# [Stored items from a collection]
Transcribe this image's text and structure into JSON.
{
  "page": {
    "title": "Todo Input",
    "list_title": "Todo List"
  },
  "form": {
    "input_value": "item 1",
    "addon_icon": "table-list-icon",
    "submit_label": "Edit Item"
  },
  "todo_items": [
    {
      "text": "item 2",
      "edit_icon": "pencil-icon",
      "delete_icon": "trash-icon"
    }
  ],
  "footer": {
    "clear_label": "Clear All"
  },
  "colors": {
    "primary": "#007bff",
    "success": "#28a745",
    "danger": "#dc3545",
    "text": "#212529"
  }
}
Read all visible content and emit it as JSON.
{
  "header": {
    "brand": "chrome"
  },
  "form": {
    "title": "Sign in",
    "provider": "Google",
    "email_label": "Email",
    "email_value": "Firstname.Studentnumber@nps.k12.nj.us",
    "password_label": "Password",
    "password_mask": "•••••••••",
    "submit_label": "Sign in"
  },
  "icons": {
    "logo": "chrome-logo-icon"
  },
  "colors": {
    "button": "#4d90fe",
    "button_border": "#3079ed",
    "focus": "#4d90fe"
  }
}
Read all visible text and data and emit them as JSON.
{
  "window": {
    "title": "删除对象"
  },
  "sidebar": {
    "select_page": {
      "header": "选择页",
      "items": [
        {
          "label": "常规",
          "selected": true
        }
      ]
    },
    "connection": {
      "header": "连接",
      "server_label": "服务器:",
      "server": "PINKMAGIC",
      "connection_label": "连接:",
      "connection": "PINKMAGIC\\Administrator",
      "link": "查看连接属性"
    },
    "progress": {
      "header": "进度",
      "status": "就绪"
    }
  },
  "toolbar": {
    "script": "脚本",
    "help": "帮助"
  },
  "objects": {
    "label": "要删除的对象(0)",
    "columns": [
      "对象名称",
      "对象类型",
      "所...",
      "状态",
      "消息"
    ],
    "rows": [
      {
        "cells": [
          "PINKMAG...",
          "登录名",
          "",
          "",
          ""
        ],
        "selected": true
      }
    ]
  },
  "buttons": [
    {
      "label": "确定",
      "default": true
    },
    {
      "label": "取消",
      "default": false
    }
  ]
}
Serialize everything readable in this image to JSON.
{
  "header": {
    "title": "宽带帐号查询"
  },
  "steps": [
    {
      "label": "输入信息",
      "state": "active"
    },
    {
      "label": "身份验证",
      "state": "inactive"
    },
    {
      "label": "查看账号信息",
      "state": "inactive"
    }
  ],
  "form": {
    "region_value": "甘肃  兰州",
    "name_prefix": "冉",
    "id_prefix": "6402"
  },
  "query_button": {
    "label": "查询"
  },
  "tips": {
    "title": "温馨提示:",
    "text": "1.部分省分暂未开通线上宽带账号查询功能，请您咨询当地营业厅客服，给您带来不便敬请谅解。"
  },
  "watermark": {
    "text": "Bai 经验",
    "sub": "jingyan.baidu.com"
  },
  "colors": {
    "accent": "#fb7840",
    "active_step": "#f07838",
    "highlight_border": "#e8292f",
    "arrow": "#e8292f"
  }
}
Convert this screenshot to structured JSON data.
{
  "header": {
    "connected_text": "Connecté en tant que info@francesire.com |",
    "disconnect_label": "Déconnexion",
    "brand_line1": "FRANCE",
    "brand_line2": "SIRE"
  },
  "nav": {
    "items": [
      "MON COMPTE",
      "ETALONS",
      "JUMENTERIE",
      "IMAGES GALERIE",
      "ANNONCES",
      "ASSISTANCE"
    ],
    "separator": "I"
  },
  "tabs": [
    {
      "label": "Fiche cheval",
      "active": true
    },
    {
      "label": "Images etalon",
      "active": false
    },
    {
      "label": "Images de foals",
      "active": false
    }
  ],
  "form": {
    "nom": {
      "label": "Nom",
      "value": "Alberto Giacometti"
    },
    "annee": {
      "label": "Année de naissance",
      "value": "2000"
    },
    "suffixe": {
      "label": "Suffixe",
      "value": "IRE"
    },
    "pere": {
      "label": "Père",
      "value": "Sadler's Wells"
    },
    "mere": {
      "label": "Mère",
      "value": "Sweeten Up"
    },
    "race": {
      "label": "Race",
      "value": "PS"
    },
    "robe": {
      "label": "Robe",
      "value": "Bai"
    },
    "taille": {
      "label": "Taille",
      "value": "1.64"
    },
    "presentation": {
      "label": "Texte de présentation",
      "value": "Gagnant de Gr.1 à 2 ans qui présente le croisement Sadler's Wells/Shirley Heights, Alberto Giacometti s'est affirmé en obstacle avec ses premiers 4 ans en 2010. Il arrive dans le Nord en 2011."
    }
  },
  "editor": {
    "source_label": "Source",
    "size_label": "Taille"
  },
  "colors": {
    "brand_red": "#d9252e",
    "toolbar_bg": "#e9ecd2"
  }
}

# [What you have to do]
Using the data above, print every record exactly as shown.

# [Correct output]
Transcribe this image's text and structure into JSON.
{
  "page": {
    "title": "Todo Input",
    "list_title": "Todo List"
  },
  "form": {
    "input_value": "item 1",
    "addon_icon": "table-list-icon",
    "submit_label": "Edit Item"
  },
  "todo_items": [
    {
      "text": "item 2",
      "edit_icon": "pencil-icon",
      "delete_icon": "trash-icon"
    }
  ],
  "footer": {
    "clear_label": "Clear All"
  },
  "colors": {
    "primary": "#007bff",
    "success": "#28a745",
    "danger": "#dc3545",
    "text": "#212529"
  }
}
Read all visible content and emit it as JSON.
{
  "header": {
    "brand": "chrome"
  },
  "form": {
    "title": "Sign in",
    "provider": "Google",
    "email_label": "Email",
    "email_value": "Firstname.Studentnumber@nps.k12.nj.us",
    "password_label": "Password",
    "password_mask": "•••••••••",
    "submit_label": "Sign in"
  },
  "icons": {
    "logo": "chrome-logo-icon"
  },
  "colors": {
    "button": "#4d90fe",
    "button_border": "#3079ed",
    "focus": "#4d90fe"
  }
}
Read all visible text and data and emit them as JSON.
{
  "window": {
    "title": "删除对象"
  },
  "sidebar": {
    "select_page": {
      "header": "选择页",
      "items": [
        {
          "label": "常规",
          "selected": true
        }
      ]
    },
    "connection": {
      "header": "连接",
      "server_label": "服务器:",
      "server": "PINKMAGIC",
      "connection_label": "连接:",
      "connection": "PINKMAGIC\\Administrator",
      "link": "查看连接属性"
    },
    "progress": {
      "header": "进度",
      "status": "就绪"
    }
  },
  "toolbar": {
    "script": "脚本",
    "help": "帮助"
  },
  "objects": {
    "label": "要删除的对象(0)",
    "columns": [
      "对象名称",
      "对象类型",
      "所...",
      "状态",
      "消息"
    ],
    "rows": [
      {
        "cells": [
          "PINKMAG...",
          "登录名",
          "",
          "",
          ""
        ],
        "selected": true
      }
    ]
  },
  "buttons": [
    {
      "label": "确定",
      "default": true
    },
    {
      "label": "取消",
      "default": false
    }
  ]
}
Serialize everything readable in this image to JSON.
{
  "header": {
    "title": "宽带帐号查询"
  },
  "steps": [
    {
      "label": "输入信息",
      "state": "active"
    },
    {
      "label": "身份验证",
      "state": "inactive"
    },
    {
      "label": "查看账号信息",
      "state": "inactive"
    }
  ],
  "form": {
    "region_value": "甘肃  兰州",
    "name_prefix": "冉",
    "id_prefix": "6402"
  },
  "query_button": {
    "label": "查询"
  },
  "tips": {
    "title": "温馨提示:",
    "text": "1.部分省分暂未开通线上宽带账号查询功能，请您咨询当地营业厅客服，给您带来不便敬请谅解。"
  },
  "watermark": {
    "text": "Bai 经验",
    "sub": "jingyan.baidu.com"
  },
  "colors": {
    "accent": "#fb7840",
    "active_step": "#f07838",
    "highlight_border": "#e8292f",
    "arrow": "#e8292f"
  }
}
Convert this screenshot to structured JSON data.
{
  "header": {
    "connected_text": "Connecté en tant que info@francesire.com |",
    "disconnect_label": "Déconnexion",
    "brand_line1": "FRANCE",
    "brand_line2": "SIRE"
  },
  "nav": {
    "items": [
      "MON COMPTE",
      "ETALONS",
      "JUMENTERIE",
      "IMAGES GALERIE",
      "ANNONCES",
      "ASSISTANCE"
    ],
    "separator": "I"
  },
  "tabs": [
    {
      "label": "Fiche cheval",
      "active": true
    },
    {
      "label": "Images etalon",
      "active": false
    },
    {
      "label": "Images de foals",
      "active": false
    }
  ],
  "form": {
    "nom": {
      "label": "Nom",
      "value": "Alberto Giacometti"
    },
    "annee": {
      "label": "Année de naissance",
      "value": "2000"
    },
    "suffixe": {
      "label": "Suffixe",
      "value": "IRE"
    },
    "pere": {
      "label": "Père",
      "value": "Sadler's Wells"
    },
    "mere": {
      "label": "Mère",
      "value": "Sweeten Up"
    },
    "race": {
      "label": "Race",
      "value": "PS"
    },
    "robe": {
      "label": "Robe",
      "value": "Bai"
    },
    "taille": {
      "label": "Taille",
      "value": "1.64"
    },
    "presentation": {
      "label": "Texte de présentation",
      "value": "Gagnant de Gr.1 à 2 ans qui présente le croisement Sadler's Wells/Shirley Heights, Alberto Giacometti s'est affirmé en obstacle avec ses premiers 4 ans en 2010. Il arrive dans le Nord en 2011."
    }
  },
  "editor": {
    "source_label": "Source",
    "size_label": "Taille"
  },
  "colors": {
    "brand_red": "#d9252e",
    "toolbar_bg": "#e9ecd2"
  }
}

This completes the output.